Provided passage:
So yes, let’s throw all of the better years out of the time
series, and keep all of the bad ones.
Then when we calculate the long-term average, it will be lower, and
maybe current recruitment won’t be below-average any more...
“Obviously, the no-targeting aspect is something that has
generated a lot of discussion amongst people who have for a long time advocated
for conservation at all cost, but are now pulling back from that stance to some
degree, when they are faced with being directly affected by the need for
conservation.”
No, the opposition to no-target closures arises out of the
fact that the Law Enforcement Committee recognizes that they are practically
unenforceable, and has listed them dead-last on a preference list of 27
possible management measures. But
Nowalsky, the same guy who was willing to cook the recruitment books by leaving
out the highest-recruitment years, chose to make it a matter of personal
spite.
Believe it or not, some Management Board members really do
think that way.
And some just seem to believe that recreational fishermen, particularly those who practice catch-and-release, should sit on the bottom rung of management priorities.
Thus, Emerson
Hasbrouck, New York’s Governor’s Appointee, someone who has supported putting
all of the conservation burden on the shoulders of recreational anglers, while
leaving the commercial quota unchanged, and who
actively supports giving for-hire boats special regulations not
available to those fishing from private boats or who fish from shore, also tried
to convince the Management Board to devalue anglers’ comments on Addendum II, saying, at the January 2024 Board meeting,
“For most of the written comments and comments received at
the public hearing. The majority of
those commenters, again written and again at the public meetings, were
recreational fishermen primarily? Is
that correct?..
“However, on our own [Advisory Panel] we have a more balanced
representation between recreational anglers, the for-hire industry and
commercial fishermen, so that provides us with a more balanced
representation. As I recall from [Ms.
Emilie Franke’s] presentation, the [Advisory Panel] and the majority, actually
twice as many, I think, members of the [Advisory Panel] supported Option C [to
give the for-hire fleet special privileges not enjoyed by other anglers] for
the ocean fishery. There was also
overwhelming support for Option, I think it was, Option A, status quo for the
commercial reduction.”
So yes, let’s disregard the public comment with respect to
those options, give the for-hires special privileges that will allow them to
catch more fish, make no reductions in the
commercial quota, and place all of the burden on the shoulders of
the shore-based and private boat anglers, because one, unfortunately stacked, panel said that they wanted things that way.
Having such people sitting on the Management Board creates a
very big headwind, that isn’t easy to overcome.
Still, if we are to rebuild the striped bass stock and manage
it for long-term stability, and—and this is not unimportant, although less
important than conserving the stock—also preserve the interests of recreational
fishermen who, in 2024, were responsible for 84 percent of striped bass fishing
mortality and, here
in New York, accounted for over 99 percent of all directed striped bass fishing
trips, thus generating the lion’s share of the fishery's social and economic benefits, the headwinds must be overcome.
And the only way to do that is putting in the work and the time.
We have to show up at the hearings, and bring others with us, and let the managers know what we think. Grab some friends and offer to buy them a beer after the meeting. Believe me, by then, you'll all need more than one.
If we can’t show up at the hearings, we need to, at a minimum, submit
written comments that protect the bass’ interests, and also our own.
Don't doubt that the headwinds will be fierce, and it will take substantial effort to defeat them. But if enough people face them together, they can be overcome.

(Document structure recognition data)
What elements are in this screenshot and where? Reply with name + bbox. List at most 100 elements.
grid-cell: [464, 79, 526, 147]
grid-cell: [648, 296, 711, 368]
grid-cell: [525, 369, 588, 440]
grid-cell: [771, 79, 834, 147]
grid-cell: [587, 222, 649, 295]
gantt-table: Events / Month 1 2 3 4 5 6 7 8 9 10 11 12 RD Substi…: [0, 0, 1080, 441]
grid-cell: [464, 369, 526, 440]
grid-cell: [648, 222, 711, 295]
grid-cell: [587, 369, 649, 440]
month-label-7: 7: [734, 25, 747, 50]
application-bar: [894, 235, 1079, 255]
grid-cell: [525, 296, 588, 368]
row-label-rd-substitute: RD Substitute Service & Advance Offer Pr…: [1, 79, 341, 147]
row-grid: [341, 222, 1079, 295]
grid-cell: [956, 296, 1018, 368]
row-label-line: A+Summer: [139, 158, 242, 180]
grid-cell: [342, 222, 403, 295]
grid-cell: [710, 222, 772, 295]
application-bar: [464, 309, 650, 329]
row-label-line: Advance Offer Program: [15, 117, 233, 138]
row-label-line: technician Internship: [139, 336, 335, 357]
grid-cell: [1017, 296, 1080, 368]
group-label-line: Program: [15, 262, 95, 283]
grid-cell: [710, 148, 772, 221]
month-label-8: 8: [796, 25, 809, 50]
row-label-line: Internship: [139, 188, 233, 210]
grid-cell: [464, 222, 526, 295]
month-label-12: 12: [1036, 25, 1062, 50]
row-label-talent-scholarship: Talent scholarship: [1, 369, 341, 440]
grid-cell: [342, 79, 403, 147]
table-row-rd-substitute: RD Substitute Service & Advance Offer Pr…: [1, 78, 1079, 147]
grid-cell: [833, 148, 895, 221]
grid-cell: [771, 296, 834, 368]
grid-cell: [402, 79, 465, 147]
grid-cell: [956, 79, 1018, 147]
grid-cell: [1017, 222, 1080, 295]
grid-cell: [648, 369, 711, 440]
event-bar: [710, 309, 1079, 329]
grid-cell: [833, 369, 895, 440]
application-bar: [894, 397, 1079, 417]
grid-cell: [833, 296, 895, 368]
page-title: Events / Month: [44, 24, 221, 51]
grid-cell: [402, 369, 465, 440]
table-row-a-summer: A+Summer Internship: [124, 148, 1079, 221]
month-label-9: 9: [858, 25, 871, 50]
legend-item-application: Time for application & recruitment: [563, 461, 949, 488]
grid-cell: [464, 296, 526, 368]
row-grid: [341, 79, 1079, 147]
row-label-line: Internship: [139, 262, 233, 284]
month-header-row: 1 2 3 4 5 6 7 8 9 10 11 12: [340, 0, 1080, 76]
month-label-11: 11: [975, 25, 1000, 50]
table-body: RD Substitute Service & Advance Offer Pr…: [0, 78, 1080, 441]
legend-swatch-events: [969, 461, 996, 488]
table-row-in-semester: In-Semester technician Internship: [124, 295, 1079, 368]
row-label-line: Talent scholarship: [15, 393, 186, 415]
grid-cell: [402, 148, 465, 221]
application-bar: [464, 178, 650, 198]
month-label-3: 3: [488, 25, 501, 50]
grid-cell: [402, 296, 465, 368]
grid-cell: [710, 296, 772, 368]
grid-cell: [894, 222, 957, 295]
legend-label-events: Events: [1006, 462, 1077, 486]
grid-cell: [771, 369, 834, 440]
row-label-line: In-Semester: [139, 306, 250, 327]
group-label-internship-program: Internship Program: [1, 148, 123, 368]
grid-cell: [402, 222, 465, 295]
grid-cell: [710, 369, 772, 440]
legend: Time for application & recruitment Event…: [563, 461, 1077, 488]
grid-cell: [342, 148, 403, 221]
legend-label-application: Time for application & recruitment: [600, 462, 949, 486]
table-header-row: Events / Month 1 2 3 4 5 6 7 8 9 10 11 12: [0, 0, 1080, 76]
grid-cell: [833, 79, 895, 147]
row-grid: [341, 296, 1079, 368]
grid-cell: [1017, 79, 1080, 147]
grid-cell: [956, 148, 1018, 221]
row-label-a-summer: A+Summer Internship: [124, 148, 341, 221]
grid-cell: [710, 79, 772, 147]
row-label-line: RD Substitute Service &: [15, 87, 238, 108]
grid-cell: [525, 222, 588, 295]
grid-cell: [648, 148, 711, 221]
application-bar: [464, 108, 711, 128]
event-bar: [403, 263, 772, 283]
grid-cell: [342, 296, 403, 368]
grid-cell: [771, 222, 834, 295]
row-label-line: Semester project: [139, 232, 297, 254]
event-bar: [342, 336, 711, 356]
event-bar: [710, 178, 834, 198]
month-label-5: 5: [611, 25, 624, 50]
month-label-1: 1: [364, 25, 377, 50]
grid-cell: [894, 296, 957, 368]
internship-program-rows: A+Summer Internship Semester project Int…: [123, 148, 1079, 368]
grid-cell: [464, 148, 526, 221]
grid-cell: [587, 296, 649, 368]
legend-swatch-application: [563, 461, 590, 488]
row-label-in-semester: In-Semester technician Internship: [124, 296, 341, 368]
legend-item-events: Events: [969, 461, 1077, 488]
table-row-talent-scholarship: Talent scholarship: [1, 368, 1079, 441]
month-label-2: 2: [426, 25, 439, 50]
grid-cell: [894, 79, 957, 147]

Tasks to perform:
(a) According to the striped bass commentary, what percentage of striped bass fishing mortality were recreational fishermen responsible for in 2024?
(b) Rewrite the striped bass commentary between "If we can’t" and "can be overcome.", inclusive, substituting "public meetings" for "hearings".

Answers for the exercise:
(a) 84 percent.

(b)
If we can’t show up at the public meetings, we need to, at a minimum, submit
written comments that protect the bass’ interests, and also our own.
Don't doubt that the headwinds will be fierce, and it will take substantial effort to defeat them. But if enough people face them together, they can be overcome.